** BEGIN **
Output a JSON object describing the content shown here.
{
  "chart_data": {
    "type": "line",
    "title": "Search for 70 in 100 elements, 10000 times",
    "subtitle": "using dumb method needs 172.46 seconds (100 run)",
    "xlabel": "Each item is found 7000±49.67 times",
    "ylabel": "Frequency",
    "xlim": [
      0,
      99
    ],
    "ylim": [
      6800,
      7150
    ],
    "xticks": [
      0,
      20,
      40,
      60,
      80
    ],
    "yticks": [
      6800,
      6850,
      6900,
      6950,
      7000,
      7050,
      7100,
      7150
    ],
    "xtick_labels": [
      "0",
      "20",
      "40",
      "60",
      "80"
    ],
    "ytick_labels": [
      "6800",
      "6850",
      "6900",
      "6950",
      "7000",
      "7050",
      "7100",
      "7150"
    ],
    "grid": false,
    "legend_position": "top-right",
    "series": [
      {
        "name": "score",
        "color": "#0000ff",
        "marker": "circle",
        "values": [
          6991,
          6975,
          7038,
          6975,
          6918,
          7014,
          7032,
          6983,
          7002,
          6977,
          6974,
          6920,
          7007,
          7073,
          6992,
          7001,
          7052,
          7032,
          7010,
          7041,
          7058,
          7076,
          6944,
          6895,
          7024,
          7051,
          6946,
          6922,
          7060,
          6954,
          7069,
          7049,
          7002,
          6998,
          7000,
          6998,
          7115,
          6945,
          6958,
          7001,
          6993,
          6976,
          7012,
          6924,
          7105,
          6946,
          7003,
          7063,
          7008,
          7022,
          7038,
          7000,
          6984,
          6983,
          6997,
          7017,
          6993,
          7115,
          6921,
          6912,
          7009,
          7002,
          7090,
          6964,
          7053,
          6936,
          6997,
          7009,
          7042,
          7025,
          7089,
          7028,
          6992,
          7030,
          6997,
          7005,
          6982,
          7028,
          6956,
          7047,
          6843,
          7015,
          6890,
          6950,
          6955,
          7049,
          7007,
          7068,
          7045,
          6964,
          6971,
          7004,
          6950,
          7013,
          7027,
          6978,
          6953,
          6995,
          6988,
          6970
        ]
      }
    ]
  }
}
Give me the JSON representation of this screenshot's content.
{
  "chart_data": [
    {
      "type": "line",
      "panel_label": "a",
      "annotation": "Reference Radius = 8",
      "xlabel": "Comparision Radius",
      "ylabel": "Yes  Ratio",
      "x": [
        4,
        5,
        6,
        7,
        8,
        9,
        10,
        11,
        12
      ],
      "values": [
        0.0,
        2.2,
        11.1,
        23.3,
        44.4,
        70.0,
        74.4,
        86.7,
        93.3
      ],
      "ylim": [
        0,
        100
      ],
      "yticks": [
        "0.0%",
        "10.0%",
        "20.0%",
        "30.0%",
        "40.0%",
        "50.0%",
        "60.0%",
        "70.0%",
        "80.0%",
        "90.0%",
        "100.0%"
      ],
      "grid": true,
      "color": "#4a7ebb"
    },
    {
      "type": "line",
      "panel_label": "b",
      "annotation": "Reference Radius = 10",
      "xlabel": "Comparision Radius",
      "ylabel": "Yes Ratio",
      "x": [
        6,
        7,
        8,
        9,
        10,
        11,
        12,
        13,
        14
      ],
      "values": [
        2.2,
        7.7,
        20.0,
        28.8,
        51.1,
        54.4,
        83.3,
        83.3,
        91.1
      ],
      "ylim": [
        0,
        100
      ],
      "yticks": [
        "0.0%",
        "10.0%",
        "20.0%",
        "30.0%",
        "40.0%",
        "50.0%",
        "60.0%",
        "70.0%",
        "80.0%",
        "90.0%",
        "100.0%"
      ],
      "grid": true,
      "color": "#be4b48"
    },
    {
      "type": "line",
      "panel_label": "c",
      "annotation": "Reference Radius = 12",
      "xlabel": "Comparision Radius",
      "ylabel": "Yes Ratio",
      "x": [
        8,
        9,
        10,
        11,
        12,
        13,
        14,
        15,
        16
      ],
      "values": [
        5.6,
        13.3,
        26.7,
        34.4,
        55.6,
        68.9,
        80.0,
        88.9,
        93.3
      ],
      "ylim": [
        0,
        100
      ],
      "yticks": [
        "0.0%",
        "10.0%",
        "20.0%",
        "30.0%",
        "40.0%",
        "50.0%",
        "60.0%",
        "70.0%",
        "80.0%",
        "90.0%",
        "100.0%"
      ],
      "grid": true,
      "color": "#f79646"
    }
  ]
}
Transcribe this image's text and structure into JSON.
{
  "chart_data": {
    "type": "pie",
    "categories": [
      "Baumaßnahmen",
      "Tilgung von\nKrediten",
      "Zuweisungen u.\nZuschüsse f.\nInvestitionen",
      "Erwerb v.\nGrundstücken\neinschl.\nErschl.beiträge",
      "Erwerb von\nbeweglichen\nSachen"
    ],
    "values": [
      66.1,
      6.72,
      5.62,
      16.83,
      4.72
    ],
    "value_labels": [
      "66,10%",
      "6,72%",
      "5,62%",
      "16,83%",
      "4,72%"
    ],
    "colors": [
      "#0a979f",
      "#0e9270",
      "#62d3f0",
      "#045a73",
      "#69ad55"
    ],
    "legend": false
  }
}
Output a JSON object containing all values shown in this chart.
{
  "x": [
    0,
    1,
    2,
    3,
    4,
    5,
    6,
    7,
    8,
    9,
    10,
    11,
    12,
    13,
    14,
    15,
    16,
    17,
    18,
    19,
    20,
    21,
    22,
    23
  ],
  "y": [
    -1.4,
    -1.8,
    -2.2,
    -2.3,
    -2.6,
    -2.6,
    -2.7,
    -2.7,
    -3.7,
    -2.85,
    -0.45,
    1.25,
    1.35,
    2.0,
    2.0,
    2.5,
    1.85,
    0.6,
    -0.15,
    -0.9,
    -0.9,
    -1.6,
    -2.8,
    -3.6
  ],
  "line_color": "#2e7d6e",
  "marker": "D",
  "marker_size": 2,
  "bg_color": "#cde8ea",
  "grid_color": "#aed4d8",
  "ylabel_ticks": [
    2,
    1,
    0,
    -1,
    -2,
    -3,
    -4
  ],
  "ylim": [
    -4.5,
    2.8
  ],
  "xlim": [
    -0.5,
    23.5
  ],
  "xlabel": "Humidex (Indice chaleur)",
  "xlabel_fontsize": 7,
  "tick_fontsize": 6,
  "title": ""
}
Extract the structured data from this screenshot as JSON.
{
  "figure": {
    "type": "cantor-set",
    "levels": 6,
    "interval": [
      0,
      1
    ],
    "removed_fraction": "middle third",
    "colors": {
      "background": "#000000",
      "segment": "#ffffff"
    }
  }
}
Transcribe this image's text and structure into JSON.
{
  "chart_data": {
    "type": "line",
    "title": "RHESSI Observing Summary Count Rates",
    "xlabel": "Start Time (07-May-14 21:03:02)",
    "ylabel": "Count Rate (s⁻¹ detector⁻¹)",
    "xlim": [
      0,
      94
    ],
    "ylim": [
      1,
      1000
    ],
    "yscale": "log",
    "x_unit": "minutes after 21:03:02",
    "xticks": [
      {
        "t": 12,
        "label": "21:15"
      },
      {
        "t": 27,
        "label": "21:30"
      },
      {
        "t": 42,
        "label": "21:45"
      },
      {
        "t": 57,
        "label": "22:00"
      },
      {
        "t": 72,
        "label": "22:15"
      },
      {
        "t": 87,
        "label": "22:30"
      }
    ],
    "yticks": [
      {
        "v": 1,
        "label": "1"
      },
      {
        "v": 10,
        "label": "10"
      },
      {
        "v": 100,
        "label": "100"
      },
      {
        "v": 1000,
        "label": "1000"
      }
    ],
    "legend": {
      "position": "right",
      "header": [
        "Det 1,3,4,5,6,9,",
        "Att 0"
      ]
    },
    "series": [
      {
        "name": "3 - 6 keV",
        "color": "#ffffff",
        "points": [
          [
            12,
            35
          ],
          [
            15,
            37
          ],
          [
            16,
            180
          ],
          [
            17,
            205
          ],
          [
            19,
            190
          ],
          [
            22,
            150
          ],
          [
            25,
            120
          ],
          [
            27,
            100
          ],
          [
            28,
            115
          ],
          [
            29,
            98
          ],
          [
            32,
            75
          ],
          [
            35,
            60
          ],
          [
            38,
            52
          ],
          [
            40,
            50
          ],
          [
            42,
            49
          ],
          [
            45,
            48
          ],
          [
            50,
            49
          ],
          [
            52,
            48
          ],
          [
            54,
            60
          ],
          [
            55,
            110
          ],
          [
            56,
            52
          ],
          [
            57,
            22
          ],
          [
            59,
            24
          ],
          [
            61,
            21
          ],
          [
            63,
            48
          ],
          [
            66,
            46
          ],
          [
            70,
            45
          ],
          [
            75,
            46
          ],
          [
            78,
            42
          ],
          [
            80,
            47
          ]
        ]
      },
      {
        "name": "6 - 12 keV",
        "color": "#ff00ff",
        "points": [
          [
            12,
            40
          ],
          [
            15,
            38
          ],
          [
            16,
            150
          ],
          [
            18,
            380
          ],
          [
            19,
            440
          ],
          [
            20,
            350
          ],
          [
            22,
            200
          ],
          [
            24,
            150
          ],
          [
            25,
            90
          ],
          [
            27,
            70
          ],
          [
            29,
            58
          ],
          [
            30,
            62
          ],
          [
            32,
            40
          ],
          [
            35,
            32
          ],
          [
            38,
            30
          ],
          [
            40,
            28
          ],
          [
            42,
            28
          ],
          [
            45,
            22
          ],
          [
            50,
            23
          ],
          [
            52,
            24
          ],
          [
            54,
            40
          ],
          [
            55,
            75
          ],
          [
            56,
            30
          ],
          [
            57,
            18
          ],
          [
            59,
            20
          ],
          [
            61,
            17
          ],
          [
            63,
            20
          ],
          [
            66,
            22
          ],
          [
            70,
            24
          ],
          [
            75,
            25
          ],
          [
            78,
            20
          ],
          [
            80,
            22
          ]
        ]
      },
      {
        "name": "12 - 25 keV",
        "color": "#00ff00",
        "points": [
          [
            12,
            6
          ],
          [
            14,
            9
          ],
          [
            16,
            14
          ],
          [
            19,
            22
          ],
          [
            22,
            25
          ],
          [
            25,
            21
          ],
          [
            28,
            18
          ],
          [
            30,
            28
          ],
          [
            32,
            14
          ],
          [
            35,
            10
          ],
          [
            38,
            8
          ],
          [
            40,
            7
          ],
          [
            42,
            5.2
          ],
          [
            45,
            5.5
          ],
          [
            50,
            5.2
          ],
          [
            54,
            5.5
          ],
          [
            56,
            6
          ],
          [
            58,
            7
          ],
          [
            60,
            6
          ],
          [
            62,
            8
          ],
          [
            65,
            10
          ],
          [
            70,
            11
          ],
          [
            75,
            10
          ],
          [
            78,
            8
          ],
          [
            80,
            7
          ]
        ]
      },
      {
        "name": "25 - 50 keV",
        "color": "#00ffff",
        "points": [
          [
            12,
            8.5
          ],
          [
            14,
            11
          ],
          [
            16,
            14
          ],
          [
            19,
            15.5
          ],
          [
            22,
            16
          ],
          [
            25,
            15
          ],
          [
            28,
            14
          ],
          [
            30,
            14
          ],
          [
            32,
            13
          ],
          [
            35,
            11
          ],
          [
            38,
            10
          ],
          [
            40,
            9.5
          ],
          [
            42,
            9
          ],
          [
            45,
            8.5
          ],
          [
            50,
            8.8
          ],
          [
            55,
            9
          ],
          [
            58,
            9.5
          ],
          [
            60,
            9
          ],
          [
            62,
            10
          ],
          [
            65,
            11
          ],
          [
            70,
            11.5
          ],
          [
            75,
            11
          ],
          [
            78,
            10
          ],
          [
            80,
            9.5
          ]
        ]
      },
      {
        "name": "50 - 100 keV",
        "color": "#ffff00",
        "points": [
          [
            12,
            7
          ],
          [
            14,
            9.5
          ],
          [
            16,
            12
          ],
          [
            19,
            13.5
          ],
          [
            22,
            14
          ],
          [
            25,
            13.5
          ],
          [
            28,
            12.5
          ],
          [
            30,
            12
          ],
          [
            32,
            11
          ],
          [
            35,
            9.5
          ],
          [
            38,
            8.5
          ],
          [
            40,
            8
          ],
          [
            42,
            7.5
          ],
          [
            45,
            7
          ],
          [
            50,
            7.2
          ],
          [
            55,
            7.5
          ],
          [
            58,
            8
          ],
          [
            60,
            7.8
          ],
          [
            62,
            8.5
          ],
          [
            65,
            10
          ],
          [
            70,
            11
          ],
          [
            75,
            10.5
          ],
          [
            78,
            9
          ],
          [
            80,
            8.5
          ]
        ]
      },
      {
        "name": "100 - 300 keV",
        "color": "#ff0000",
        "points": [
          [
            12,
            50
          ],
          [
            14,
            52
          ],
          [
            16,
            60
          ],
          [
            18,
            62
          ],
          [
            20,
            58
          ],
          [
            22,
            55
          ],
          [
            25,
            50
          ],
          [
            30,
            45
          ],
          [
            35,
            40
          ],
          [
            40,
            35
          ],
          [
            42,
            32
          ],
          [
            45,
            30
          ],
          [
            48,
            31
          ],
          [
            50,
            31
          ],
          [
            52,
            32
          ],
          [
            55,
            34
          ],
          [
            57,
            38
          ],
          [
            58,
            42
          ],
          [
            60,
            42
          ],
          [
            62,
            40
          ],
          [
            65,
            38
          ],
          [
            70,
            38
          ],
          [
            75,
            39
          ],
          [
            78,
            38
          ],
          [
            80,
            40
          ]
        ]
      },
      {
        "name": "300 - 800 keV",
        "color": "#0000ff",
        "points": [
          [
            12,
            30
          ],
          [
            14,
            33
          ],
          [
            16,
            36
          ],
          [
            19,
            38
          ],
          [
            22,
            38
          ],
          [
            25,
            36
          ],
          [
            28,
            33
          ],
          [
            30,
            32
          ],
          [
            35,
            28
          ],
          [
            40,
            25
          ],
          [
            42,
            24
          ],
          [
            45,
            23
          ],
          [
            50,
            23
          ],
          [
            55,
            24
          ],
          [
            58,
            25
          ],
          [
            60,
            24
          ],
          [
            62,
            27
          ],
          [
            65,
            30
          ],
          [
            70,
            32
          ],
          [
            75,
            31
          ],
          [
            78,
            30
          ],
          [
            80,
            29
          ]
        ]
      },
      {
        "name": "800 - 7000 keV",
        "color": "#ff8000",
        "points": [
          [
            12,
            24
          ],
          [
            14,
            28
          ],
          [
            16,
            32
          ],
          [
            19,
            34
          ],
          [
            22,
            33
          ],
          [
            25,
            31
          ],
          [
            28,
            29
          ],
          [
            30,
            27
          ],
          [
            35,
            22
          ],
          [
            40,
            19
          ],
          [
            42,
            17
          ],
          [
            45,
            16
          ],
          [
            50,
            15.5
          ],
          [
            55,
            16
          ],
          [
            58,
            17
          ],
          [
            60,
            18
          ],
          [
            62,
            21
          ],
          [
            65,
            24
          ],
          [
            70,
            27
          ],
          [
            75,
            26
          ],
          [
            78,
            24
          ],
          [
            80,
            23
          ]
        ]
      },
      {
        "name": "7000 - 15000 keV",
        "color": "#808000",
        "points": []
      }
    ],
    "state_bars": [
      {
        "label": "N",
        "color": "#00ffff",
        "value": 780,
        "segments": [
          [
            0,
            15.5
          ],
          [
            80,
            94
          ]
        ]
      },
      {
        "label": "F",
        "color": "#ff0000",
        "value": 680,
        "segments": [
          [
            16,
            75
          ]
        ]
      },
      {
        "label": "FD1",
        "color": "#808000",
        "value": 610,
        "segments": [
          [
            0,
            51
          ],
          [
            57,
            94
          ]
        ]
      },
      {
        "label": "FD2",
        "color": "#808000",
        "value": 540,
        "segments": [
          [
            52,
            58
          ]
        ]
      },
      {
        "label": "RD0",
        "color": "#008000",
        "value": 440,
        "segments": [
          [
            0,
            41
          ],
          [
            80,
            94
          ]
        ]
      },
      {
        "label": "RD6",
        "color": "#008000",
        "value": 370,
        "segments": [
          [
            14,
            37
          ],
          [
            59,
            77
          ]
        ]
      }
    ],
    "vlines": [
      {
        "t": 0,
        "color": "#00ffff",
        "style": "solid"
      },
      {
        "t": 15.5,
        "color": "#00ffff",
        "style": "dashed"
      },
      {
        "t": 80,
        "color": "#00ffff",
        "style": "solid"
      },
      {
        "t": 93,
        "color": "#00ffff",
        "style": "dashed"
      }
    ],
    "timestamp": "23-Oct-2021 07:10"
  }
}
** END **
| Required work |
Which lines of the data above contain "content"? Copy each one.

| Solution |
Output a JSON object describing the content shown here.
Give me the JSON representation of this screenshot's content.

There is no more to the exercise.